* _DIRECTIONS FOR THIS TASK_:
Say how many lines of the listing below contain "żłobku", giving the number and nothing else.

(Dataset records)
'''

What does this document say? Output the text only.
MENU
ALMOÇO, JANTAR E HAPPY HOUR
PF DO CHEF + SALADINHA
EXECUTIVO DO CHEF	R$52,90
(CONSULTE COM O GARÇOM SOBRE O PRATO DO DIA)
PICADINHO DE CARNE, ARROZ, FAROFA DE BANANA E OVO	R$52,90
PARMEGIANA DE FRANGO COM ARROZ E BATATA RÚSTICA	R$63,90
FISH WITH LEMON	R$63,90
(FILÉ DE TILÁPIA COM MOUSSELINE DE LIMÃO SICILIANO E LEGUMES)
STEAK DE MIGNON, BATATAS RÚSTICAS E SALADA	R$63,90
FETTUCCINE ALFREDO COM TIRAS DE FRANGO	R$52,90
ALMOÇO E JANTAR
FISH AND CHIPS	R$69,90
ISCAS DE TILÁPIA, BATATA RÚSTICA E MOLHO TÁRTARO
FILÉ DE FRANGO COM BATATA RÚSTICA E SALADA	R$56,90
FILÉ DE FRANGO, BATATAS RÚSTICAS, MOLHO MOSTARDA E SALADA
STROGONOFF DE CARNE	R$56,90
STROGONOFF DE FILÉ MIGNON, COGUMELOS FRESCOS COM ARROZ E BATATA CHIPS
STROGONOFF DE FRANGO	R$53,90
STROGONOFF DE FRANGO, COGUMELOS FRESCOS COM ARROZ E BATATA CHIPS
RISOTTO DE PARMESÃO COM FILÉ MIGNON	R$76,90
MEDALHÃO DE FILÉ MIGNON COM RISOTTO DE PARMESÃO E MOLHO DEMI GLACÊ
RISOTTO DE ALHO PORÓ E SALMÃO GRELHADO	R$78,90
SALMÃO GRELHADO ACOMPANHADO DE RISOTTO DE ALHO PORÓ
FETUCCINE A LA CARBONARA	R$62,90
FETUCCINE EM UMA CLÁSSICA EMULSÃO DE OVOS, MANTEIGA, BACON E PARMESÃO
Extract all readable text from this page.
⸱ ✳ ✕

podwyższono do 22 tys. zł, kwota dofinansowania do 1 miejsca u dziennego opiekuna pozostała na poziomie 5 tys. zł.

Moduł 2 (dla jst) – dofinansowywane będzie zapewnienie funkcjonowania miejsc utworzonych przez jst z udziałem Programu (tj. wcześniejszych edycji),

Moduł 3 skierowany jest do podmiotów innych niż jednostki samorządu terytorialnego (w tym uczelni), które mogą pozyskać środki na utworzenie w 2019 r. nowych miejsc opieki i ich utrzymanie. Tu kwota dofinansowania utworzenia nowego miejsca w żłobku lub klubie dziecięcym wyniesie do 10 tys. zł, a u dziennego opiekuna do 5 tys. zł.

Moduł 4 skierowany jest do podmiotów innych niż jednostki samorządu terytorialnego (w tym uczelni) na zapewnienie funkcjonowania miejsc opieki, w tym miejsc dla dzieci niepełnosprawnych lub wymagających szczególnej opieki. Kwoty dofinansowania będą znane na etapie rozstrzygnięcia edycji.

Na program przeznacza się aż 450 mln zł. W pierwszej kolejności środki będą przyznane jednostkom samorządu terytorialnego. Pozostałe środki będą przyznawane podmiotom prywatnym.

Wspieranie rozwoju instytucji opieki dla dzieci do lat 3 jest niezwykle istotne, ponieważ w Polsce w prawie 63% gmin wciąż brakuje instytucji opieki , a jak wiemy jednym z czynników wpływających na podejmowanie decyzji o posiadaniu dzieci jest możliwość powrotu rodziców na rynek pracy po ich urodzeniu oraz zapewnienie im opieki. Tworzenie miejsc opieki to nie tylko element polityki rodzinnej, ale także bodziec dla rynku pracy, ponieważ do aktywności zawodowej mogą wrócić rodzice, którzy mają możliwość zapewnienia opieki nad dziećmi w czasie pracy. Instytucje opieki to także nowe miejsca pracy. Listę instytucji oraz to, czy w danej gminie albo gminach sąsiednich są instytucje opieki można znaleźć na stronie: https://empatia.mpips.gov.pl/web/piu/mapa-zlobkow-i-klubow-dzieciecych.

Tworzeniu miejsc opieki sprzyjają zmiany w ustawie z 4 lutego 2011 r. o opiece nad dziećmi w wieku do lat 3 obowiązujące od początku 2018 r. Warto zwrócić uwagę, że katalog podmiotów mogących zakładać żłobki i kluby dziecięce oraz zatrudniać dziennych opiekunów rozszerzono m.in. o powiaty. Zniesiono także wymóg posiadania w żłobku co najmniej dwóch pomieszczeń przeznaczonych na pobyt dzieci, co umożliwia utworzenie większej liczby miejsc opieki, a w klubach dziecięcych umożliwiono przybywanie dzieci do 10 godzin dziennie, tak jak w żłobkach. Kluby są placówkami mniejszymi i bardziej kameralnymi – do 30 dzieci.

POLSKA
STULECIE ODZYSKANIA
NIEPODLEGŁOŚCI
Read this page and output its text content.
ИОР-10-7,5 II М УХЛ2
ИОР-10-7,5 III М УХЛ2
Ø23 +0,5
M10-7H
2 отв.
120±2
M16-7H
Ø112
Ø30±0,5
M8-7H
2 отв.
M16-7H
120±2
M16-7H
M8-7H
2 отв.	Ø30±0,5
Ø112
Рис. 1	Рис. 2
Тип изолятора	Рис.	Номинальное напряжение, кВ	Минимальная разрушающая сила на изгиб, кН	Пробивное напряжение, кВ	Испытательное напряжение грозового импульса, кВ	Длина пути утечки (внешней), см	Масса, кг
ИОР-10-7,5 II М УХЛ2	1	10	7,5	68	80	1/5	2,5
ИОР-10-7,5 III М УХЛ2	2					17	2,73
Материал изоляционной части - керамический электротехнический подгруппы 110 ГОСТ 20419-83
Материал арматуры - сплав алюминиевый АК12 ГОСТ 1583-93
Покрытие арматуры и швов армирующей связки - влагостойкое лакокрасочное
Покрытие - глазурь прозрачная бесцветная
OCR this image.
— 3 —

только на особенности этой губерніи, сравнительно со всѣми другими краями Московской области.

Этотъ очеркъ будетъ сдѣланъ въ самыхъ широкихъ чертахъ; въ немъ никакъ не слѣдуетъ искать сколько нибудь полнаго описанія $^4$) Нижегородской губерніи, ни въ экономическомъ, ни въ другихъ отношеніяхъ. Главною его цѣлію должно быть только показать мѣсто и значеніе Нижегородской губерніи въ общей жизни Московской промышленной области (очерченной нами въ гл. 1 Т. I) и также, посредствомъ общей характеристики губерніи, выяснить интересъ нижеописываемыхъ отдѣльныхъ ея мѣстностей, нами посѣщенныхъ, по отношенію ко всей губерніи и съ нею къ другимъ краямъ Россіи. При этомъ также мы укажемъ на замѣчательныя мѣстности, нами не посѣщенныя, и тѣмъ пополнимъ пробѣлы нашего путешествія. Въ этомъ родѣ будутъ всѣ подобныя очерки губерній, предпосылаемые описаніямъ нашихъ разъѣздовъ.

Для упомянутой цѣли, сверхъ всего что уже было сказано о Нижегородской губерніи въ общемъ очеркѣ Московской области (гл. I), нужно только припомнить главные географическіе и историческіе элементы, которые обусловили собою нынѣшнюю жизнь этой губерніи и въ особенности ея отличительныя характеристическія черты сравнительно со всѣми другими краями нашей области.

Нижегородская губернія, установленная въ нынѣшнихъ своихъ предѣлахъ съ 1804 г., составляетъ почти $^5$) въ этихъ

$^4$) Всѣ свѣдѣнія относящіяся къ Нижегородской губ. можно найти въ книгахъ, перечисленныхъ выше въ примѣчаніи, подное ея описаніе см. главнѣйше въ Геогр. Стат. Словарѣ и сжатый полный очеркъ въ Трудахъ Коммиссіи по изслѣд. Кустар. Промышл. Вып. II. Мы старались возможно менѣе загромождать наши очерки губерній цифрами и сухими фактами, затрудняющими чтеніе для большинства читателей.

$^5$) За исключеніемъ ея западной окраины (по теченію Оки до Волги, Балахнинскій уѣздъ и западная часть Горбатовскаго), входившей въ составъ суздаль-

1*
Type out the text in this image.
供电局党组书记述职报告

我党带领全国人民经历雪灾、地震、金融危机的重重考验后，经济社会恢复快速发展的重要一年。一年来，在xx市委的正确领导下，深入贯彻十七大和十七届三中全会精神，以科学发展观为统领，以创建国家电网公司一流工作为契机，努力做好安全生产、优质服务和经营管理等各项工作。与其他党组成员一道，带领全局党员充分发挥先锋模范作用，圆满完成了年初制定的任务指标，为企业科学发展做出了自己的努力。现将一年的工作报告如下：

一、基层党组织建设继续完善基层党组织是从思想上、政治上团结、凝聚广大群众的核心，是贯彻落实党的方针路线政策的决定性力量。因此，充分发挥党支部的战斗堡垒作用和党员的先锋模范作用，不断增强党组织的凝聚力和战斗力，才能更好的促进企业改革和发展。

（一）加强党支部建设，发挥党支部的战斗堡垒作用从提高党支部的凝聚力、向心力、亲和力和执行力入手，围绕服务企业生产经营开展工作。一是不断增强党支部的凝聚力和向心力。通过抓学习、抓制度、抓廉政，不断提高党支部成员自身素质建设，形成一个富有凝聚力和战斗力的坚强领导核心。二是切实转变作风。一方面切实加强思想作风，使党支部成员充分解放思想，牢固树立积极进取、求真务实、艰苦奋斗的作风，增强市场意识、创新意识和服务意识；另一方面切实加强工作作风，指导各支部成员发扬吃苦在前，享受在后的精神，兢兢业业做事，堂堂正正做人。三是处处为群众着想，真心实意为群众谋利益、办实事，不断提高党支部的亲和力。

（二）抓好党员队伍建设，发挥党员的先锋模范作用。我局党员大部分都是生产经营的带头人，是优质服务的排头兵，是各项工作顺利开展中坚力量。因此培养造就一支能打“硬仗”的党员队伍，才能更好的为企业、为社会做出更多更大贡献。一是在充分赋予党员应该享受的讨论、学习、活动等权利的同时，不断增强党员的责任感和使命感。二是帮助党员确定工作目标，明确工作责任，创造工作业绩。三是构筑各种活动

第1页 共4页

'''

* _EXERCISE OUTPUT_:
2